### EXERCISE REQUIREMENTS
Filter the records below for the word "with". Copy each line that holds it.

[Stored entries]
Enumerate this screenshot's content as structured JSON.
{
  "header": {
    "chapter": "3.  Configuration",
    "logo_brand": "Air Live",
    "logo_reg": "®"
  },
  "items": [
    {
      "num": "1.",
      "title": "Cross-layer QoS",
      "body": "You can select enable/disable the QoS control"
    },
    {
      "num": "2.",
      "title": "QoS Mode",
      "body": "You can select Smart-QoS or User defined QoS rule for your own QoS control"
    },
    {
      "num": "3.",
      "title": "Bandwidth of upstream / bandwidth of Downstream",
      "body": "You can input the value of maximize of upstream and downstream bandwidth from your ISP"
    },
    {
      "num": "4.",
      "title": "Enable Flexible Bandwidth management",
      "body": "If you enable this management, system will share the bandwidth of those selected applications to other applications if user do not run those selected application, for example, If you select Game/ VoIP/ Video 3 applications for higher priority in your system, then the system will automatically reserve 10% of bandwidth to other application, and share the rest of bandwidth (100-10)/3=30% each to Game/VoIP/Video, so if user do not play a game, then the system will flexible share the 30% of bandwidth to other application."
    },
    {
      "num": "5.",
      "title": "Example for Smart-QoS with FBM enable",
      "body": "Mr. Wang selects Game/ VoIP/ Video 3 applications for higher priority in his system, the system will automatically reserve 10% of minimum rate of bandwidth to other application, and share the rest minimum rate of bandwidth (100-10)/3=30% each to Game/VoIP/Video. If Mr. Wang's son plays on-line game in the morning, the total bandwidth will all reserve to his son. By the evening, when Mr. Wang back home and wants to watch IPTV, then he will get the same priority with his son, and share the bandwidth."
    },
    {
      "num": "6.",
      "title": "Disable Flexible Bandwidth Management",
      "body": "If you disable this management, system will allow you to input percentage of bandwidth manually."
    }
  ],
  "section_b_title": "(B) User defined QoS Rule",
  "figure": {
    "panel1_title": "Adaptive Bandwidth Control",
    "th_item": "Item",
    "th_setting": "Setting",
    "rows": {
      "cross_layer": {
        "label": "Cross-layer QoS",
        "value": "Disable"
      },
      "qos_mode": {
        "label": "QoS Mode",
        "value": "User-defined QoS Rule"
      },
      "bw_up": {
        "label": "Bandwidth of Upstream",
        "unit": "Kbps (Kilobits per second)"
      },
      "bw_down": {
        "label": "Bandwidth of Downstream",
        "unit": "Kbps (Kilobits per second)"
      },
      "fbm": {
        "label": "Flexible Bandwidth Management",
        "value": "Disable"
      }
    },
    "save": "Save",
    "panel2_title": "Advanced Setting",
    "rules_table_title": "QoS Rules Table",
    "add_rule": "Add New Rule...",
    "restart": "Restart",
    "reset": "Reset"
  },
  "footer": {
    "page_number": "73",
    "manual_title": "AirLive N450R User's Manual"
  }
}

### ANSWER BELOW
      "title": "Example for Smart-QoS with FBM enable",
      "body": "Mr. Wang selects Game/ VoIP/ Video 3 applications for higher priority in his system, the system will automatically reserve 10% of minimum rate of bandwidth to other application, and share the rest minimum rate of bandwidth (100-10)/3=30% each to Game/VoIP/Video. If Mr. Wang's son plays on-line game in the morning, the total bandwidth will all reserve to his son. By the evening, when Mr. Wang back home and wants to watch IPTV, then he will get the same priority with his son, and share the bandwidth."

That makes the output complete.